Aim
Please rewrite the entries below, replacing "paragraph-line" with "text-line" and leaving everything else unchanged. Leave the pictures out of your answer.

Task input
* start *
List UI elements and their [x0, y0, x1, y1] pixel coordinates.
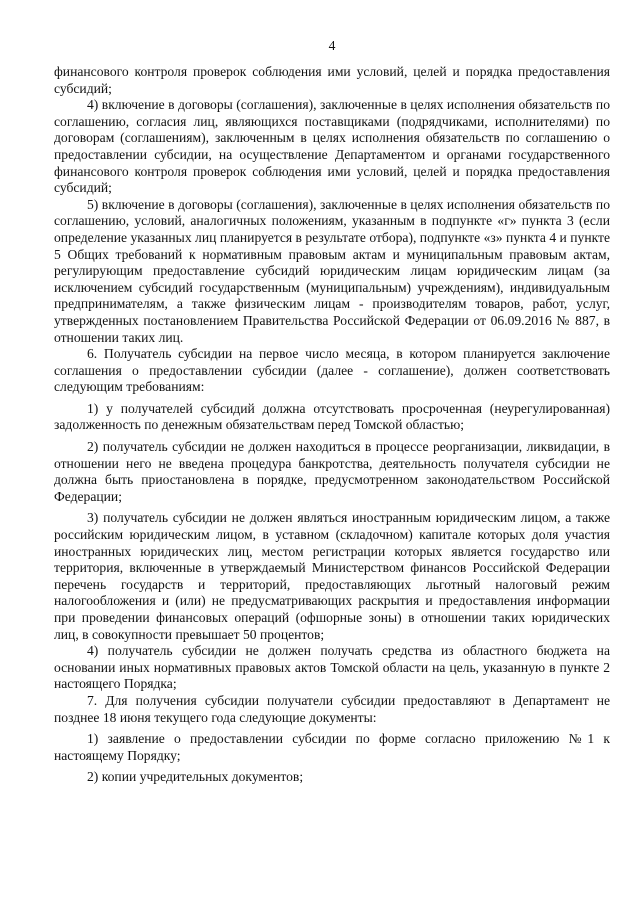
paragraph-item-5-contracts: 5) включение в договоры (соглашения), заключенные в целях исполнения обязательств по соглашению, условий, аналогичных положениям, указанным в подпункте «г» пункта 3 (если определение указанных лиц планируется в результате отбора), подпункте «з» пункта 4 и пункте 5 Общих требований к нормативным правовым актам и муниципальным правовым актам, регулирующим предоставление субсидий юридическим лицам юридическим лицам (за исключением субсидий государственным (муниципальным) учреждениям), индивидуальным предпринимателям, а также физическим лицам - производителям товаров, работ, услуг, утвержденных постановлением Правительства Российской Федерации от 06.09.2016 № 887, в отношении таких лиц.: [54, 196, 610, 345]
paragraph-continuation: финансового контроля проверок соблюдения ими условий, целей и порядка предоставления субсидий;: [54, 64, 610, 96]
paragraph-requirement-1: 1) у получателей субсидий должна отсутствовать просроченная (неурегулированная) задолженность по денежным обязательствам перед Томской областью;: [54, 400, 610, 433]
paragraph-requirement-4: 4) получатель субсидии не должен получать средства из областного бюджета на основании иных нормативных правовых актов Томской области на цель, указанную в пункте 2 настоящего Порядка;: [54, 643, 610, 692]
paragraph-requirement-2: 2) получатель субсидии не должен находиться в процессе реорганизации, ликвидации, в отношении него не введена процедура банкротства, деятельность получателя субсидии не должна быть приостановлена в порядке, предусмотренном законодательством Российской Федерации;: [54, 439, 610, 504]
page-number: 4: [328, 38, 336, 53]
paragraph-section-7: 7. Для получения субсидии получатели субсидии предоставляют в Департамент не позднее 18 июня текущего года следующие документы:: [54, 692, 610, 725]
paragraph-document-2: 2) копии учредительных документов;: [87, 769, 304, 785]
body-text: [54, 64, 610, 786]
paragraph-item-4-contracts: 4) включение в договоры (соглашения), заключенные в целях исполнения обязательств по соглашению, согласия лиц, являющихся поставщиками (подрядчиками, исполнителями) по договорам (соглашениям), заключенным в целях исполнения обязательств по соглашению о предоставлении субсидии, на осуществление Департаментом и органами государственного финансового контроля проверок соблюдения ими условий, целей и порядка предоставления субсидий;: [54, 97, 610, 196]
paragraph-section-6: 6. Получатель субсидии на первое число месяца, в котором планируется заключение соглашения о предоставлении субсидии (далее - соглашение), должен соответствовать следующим требованиям:: [54, 346, 610, 395]
paragraph-document-1: 1) заявление о предоставлении субсидии по форме согласно приложению №1 к настоящему Порядку;: [54, 731, 610, 763]
paragraph-requirement-3: 3) получатель субсидии не должен являться иностранным юридическим лицом, а также российским юридическим лицом, в уставном (складочном) капитале которых доля участия иностранных юридических лиц, местом регистрации которых является государство или территория, включенные в утверждаемый Министерством финансов Российской Федерации перечень государств и территорий, предоставляющих льготный налоговый режим налогообложения и (или) не предусматривающих раскрытия и предоставления информации при проведении финансовых операций (офшорные зоны) в отношении таких юридических лиц, в совокупности превышает 50 процентов;: [54, 510, 610, 642]
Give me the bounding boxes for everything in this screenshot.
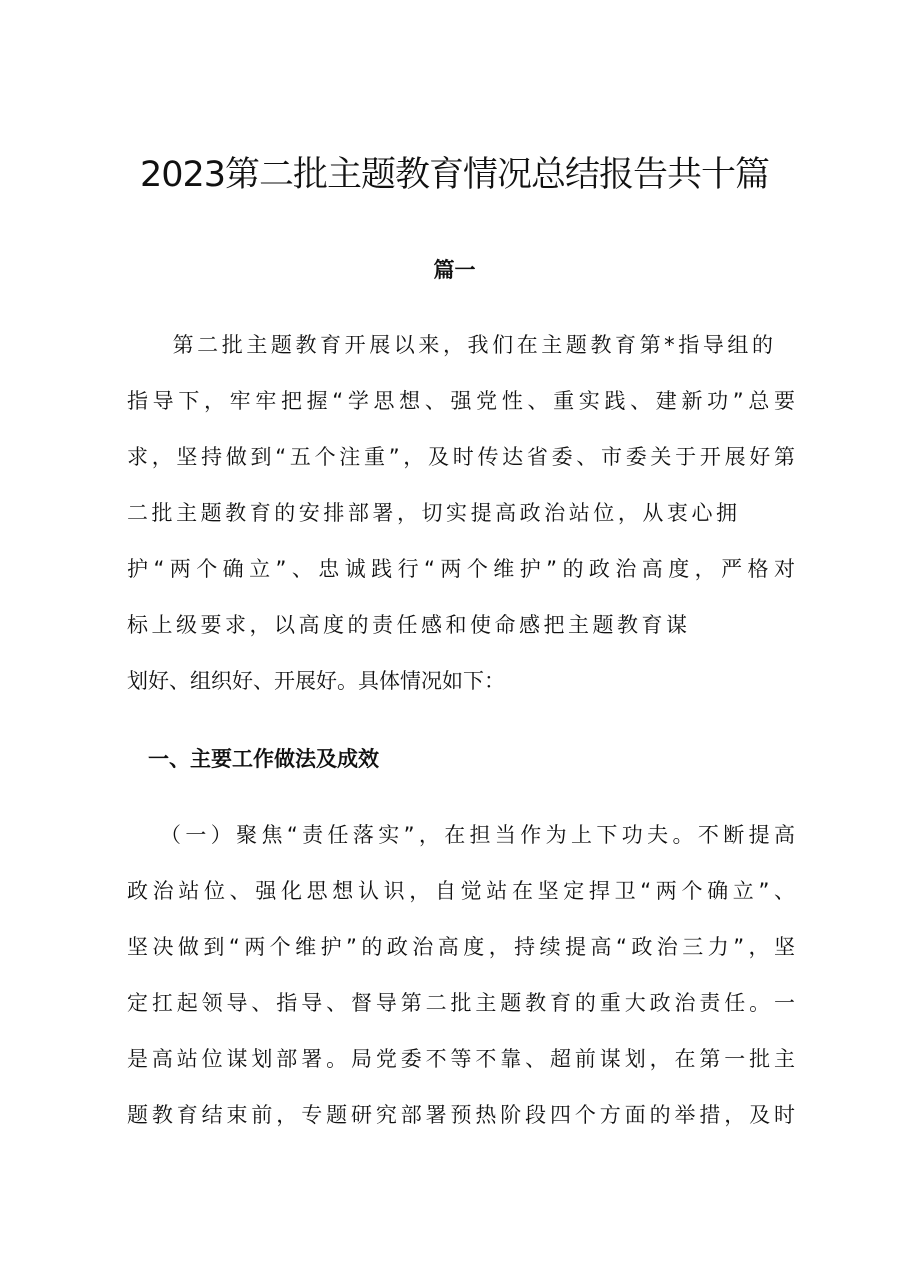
paragraph-line: （一）聚焦“责任落实”，在担当作为上下功夫。不断提高	[160, 823, 795, 847]
paragraph-line: 二批主题教育的安排部署，切实提高政治站位，从衷心拥	[127, 501, 737, 525]
paragraph-line: 定扛起领导、指导、督导第二批主题教育的重大政治责任。一	[127, 991, 795, 1015]
subheading: 一、主要工作做法及成效	[148, 747, 379, 771]
document-title: 2023第二批主题教育情况总结报告共十篇	[139, 155, 770, 195]
paragraph-line: 政治站位、强化思想认识，自觉站在坚定捍卫“两个确立”、	[127, 879, 795, 903]
paragraph-line: 划好、组织好、开展好。具体情况如下：	[127, 669, 505, 693]
paragraph-line: 求，坚持做到“五个注重”，及时传达省委、市委关于开展好第	[127, 445, 795, 469]
section-heading: 篇一	[433, 258, 476, 282]
paragraph-line: 是高站位谋划部署。局党委不等不靠、超前谋划，在第一批主	[127, 1047, 795, 1071]
paragraph-line: 题教育结束前，专题研究部署预热阶段四个方面的举措，及时	[127, 1103, 795, 1127]
paragraph-line: 指导下，牢牢把握“学思想、强党性、重实践、建新功”总要	[127, 389, 795, 413]
paragraph-line: 护“两个确立”、忠诚践行“两个维护”的政治高度，严格对	[127, 557, 795, 581]
paragraph-line: 标上级要求，以高度的责任感和使命感把主题教育谋	[127, 613, 687, 637]
paragraph-line: 坚决做到“两个维护”的政治高度，持续提高“政治三力”，坚	[127, 935, 795, 959]
paragraph-line: 第二批主题教育开展以来，我们在主题教育第*指导组的	[148, 333, 773, 357]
* end *
Answer to the exercise
List UI elements and their [x0, y0, x1, y1] pixel coordinates.
paragraph-item-5-contracts: 5) включение в договоры (соглашения), заключенные в целях исполнения обязательств по соглашению, условий, аналогичных положениям, указанным в подпункте «г» пункта 3 (если определение указанных лиц планируется в результате отбора), подпункте «з» пункта 4 и пункте 5 Общих требований к нормативным правовым актам и муниципальным правовым актам, регулирующим предоставление субсидий юридическим лицам юридическим лицам (за исключением субсидий государственным (муниципальным) учреждениям), индивидуальным предпринимателям, а также физическим лицам - производителям товаров, работ, услуг, утвержденных постановлением Правительства Российской Федерации от 06.09.2016 № 887, в отношении таких лиц.: [54, 196, 610, 345]
paragraph-continuation: финансового контроля проверок соблюдения ими условий, целей и порядка предоставления субсидий;: [54, 64, 610, 96]
paragraph-requirement-1: 1) у получателей субсидий должна отсутствовать просроченная (неурегулированная) задолженность по денежным обязательствам перед Томской областью;: [54, 400, 610, 433]
paragraph-requirement-4: 4) получатель субсидии не должен получать средства из областного бюджета на основании иных нормативных правовых актов Томской области на цель, указанную в пункте 2 настоящего Порядка;: [54, 643, 610, 692]
paragraph-requirement-2: 2) получатель субсидии не должен находиться в процессе реорганизации, ликвидации, в отношении него не введена процедура банкротства, деятельность получателя субсидии не должна быть приостановлена в порядке, предусмотренном законодательством Российской Федерации;: [54, 439, 610, 504]
page-number: 4: [328, 38, 336, 53]
paragraph-section-7: 7. Для получения субсидии получатели субсидии предоставляют в Департамент не позднее 18 июня текущего года следующие документы:: [54, 692, 610, 725]
paragraph-document-2: 2) копии учредительных документов;: [87, 769, 304, 785]
body-text: [54, 64, 610, 786]
paragraph-item-4-contracts: 4) включение в договоры (соглашения), заключенные в целях исполнения обязательств по соглашению, согласия лиц, являющихся поставщиками (подрядчиками, исполнителями) по договорам (соглашениям), заключенным в целях исполнения обязательств по соглашению о предоставлении субсидии, на осуществление Департаментом и органами государственного финансового контроля проверок соблюдения ими условий, целей и порядка предоставления субсидий;: [54, 97, 610, 196]
paragraph-section-6: 6. Получатель субсидии на первое число месяца, в котором планируется заключение соглашения о предоставлении субсидии (далее - соглашение), должен соответствовать следующим требованиям:: [54, 346, 610, 395]
paragraph-document-1: 1) заявление о предоставлении субсидии по форме согласно приложению №1 к настоящему Порядку;: [54, 731, 610, 763]
paragraph-requirement-3: 3) получатель субсидии не должен являться иностранным юридическим лицом, а также российским юридическим лицом, в уставном (складочном) капитале которых доля участия иностранных юридических лиц, местом регистрации которых является государство или территория, включенные в утверждаемый Министерством финансов Российской Федерации перечень государств и территорий, предоставляющих льготный налоговый режим налогообложения и (или) не предусматривающих раскрытия и предоставления информации при проведении финансовых операций (офшорные зоны) в отношении таких юридических лиц, в совокупности превышает 50 процентов;: [54, 510, 610, 642]
Give me the bounding boxes for everything in this screenshot.
text-line: （一）聚焦“责任落实”，在担当作为上下功夫。不断提高	[160, 823, 795, 847]
text-line: 二批主题教育的安排部署，切实提高政治站位，从衷心拥	[127, 501, 737, 525]
text-line: 定扛起领导、指导、督导第二批主题教育的重大政治责任。一	[127, 991, 795, 1015]
subheading: 一、主要工作做法及成效	[148, 747, 379, 771]
document-title: 2023第二批主题教育情况总结报告共十篇	[139, 155, 770, 195]
text-line: 政治站位、强化思想认识，自觉站在坚定捍卫“两个确立”、	[127, 879, 795, 903]
text-line: 划好、组织好、开展好。具体情况如下：	[127, 669, 505, 693]
text-line: 求，坚持做到“五个注重”，及时传达省委、市委关于开展好第	[127, 445, 795, 469]
section-heading: 篇一	[433, 258, 476, 282]
text-line: 是高站位谋划部署。局党委不等不靠、超前谋划，在第一批主	[127, 1047, 795, 1071]
text-line: 题教育结束前，专题研究部署预热阶段四个方面的举措，及时	[127, 1103, 795, 1127]
text-line: 指导下，牢牢把握“学思想、强党性、重实践、建新功”总要	[127, 389, 795, 413]
text-line: 护“两个确立”、忠诚践行“两个维护”的政治高度，严格对	[127, 557, 795, 581]
text-line: 标上级要求，以高度的责任感和使命感把主题教育谋	[127, 613, 687, 637]
text-line: 坚决做到“两个维护”的政治高度，持续提高“政治三力”，坚	[127, 935, 795, 959]
text-line: 第二批主题教育开展以来，我们在主题教育第*指导组的	[148, 333, 773, 357]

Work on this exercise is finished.